> What you should do
Whenever a line contains the string "obowiązującymi", copy it out of the entries.

> Supplied material
************
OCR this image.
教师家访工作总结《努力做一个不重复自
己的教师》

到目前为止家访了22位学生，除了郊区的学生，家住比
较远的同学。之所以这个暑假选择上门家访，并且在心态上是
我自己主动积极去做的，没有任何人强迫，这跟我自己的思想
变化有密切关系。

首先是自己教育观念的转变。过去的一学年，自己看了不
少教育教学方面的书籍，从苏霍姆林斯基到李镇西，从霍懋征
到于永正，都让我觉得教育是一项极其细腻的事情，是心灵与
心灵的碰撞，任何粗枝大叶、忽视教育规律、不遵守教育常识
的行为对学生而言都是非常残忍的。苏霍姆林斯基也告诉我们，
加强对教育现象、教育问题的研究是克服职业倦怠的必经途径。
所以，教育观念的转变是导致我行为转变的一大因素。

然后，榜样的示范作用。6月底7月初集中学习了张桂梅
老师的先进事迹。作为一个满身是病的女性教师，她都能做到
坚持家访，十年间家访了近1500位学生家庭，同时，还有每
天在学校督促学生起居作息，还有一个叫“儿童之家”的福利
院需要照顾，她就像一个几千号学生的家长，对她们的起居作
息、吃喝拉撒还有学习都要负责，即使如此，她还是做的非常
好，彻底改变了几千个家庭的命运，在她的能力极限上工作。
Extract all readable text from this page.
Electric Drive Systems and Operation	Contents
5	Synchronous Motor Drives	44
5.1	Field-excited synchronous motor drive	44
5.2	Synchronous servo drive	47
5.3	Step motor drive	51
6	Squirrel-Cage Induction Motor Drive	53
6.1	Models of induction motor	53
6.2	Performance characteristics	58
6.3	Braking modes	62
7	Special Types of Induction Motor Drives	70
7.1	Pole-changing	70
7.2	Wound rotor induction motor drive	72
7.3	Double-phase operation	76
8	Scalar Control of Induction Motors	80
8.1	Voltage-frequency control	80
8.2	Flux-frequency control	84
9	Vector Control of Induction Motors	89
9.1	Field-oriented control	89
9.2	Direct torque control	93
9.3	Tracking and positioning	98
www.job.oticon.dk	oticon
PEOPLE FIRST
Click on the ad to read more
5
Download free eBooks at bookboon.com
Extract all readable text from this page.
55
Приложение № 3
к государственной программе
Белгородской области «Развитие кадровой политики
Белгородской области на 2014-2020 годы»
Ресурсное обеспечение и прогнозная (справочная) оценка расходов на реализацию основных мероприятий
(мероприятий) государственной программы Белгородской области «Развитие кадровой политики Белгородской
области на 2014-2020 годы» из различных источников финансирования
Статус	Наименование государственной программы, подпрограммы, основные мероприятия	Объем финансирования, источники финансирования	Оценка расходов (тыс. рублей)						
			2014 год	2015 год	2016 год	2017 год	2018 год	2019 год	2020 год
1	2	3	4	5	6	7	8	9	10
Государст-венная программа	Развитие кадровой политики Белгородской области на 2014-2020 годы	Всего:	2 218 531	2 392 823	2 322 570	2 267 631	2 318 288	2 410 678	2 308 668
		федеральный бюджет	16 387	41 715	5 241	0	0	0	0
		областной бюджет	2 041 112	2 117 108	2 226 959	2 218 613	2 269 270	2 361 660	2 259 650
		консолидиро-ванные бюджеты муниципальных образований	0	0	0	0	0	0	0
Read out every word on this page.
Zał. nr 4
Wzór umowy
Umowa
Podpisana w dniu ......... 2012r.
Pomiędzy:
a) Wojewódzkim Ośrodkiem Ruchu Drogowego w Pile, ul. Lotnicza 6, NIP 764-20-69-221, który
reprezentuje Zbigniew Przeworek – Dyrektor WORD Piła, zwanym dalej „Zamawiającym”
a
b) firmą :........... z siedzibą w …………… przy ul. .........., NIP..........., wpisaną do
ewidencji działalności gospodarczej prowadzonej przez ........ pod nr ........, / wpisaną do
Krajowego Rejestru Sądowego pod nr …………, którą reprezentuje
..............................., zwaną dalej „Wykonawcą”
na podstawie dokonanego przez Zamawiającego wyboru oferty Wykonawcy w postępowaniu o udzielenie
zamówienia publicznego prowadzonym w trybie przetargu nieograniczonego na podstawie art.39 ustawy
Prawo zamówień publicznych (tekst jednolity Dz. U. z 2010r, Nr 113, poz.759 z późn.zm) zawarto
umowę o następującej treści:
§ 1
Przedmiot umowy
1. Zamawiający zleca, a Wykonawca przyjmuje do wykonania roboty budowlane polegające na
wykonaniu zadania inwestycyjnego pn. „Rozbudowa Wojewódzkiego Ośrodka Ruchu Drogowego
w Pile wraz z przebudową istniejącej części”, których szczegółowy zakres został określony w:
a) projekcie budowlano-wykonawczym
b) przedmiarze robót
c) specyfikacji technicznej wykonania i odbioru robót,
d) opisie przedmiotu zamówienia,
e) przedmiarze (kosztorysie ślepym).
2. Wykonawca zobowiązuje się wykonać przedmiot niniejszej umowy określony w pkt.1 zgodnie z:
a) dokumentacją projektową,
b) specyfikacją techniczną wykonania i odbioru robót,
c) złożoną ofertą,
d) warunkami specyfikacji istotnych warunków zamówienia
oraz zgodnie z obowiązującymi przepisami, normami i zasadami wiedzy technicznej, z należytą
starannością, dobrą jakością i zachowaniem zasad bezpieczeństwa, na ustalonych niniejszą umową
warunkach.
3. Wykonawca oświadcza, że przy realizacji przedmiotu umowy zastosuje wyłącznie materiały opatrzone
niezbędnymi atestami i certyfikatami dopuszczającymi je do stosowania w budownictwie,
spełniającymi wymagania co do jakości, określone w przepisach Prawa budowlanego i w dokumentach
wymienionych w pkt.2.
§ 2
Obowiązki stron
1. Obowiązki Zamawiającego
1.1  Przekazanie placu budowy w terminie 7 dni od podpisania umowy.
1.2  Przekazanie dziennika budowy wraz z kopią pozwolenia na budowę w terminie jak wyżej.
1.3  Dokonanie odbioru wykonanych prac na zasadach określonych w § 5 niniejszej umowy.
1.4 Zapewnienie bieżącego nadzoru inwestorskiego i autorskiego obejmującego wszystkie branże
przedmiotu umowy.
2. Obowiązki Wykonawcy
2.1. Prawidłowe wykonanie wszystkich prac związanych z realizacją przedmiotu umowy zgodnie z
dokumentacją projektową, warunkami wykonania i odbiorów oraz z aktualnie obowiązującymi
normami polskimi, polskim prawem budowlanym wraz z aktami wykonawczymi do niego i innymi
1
************
> Response to this exercise
oraz zgodnie z obowiązującymi przepisami, normami i zasadami wiedzy technicznej, z należytą
dokumentacją projektową, warunkami wykonania i odbiorów oraz z aktualnie obowiązującymi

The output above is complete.